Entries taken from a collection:
——————

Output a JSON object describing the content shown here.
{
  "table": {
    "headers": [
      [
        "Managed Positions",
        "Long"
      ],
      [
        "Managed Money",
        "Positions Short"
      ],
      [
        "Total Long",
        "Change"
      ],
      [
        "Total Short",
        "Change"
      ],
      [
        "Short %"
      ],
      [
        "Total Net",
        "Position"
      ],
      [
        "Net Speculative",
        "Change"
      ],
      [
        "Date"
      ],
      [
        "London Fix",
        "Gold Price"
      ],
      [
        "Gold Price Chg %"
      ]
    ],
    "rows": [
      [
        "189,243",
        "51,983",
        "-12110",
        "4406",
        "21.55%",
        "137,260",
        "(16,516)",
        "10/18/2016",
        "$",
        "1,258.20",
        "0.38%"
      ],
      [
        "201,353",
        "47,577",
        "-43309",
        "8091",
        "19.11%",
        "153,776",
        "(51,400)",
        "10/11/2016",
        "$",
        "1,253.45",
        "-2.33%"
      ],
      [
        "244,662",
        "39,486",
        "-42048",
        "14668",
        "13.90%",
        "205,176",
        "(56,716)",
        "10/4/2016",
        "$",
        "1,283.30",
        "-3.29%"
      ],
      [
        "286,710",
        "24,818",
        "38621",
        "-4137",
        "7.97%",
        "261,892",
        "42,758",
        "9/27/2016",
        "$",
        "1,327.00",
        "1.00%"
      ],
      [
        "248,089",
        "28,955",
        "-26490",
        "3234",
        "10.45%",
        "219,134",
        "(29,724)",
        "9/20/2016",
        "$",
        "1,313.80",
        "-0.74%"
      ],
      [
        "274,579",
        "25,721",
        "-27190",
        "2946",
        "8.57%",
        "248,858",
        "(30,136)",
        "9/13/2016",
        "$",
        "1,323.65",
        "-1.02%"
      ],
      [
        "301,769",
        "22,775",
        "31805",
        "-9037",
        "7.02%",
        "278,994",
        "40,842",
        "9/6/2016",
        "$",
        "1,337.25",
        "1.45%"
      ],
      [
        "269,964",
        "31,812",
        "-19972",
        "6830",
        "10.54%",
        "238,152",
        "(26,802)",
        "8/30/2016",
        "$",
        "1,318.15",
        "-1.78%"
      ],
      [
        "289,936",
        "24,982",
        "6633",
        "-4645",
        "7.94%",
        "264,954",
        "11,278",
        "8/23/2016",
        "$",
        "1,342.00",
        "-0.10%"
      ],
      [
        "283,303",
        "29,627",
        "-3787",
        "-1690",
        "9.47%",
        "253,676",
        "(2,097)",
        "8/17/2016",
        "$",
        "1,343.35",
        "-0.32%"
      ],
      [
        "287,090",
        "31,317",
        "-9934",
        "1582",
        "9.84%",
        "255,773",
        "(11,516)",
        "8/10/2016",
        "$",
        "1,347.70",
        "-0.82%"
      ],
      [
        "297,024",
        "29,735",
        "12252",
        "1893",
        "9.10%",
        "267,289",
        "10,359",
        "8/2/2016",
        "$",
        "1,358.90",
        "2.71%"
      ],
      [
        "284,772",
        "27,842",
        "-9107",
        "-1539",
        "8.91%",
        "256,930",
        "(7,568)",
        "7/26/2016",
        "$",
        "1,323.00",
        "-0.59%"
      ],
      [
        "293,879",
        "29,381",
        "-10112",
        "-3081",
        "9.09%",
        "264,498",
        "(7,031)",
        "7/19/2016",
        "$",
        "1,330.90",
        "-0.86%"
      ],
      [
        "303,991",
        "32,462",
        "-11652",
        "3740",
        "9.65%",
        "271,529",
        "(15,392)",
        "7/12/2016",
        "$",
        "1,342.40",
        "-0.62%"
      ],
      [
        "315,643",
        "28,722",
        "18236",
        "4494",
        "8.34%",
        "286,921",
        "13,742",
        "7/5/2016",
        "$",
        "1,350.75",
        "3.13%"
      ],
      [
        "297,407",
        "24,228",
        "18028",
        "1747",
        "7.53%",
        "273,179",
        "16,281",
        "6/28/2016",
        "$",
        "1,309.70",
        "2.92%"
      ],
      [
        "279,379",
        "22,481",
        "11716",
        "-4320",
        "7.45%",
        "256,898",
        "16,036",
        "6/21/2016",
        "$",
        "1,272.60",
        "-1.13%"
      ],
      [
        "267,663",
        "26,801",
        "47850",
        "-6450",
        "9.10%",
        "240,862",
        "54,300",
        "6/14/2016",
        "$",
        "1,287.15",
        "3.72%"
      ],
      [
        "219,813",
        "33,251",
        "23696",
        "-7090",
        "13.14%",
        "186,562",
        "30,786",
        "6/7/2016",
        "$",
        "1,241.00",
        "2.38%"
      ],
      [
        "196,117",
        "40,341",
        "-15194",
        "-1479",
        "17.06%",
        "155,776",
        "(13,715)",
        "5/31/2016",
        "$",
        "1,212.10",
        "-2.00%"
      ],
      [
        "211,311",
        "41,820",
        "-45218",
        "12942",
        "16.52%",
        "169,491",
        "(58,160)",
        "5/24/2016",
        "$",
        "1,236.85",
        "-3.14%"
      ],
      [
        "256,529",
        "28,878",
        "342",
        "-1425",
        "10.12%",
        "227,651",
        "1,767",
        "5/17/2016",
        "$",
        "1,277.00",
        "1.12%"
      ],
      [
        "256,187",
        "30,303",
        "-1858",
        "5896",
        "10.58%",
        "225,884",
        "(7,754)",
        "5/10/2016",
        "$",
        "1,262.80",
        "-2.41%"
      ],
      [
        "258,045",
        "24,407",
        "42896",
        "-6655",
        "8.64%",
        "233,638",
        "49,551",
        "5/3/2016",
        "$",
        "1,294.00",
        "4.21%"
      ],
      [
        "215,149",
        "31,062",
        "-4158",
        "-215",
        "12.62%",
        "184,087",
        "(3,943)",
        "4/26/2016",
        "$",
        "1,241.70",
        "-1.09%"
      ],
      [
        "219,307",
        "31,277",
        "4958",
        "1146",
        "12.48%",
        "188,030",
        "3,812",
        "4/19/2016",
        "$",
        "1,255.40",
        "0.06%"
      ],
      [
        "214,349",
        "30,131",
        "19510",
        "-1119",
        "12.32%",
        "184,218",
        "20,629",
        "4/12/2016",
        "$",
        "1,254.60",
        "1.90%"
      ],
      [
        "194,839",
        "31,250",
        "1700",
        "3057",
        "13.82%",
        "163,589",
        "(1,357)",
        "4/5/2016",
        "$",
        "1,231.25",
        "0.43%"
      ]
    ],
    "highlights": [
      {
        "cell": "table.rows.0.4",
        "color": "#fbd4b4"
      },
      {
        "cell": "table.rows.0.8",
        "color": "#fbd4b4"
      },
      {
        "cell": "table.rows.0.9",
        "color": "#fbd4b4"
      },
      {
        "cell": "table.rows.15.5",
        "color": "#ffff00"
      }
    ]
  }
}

——————

■ Aim of the exercise: Select every line of the records holding the string "table".

■ Answer to the problem:
  "table": {
        "cell": "table.rows.0.4",
        "cell": "table.rows.0.8",
        "cell": "table.rows.0.9",
        "cell": "table.rows.15.5",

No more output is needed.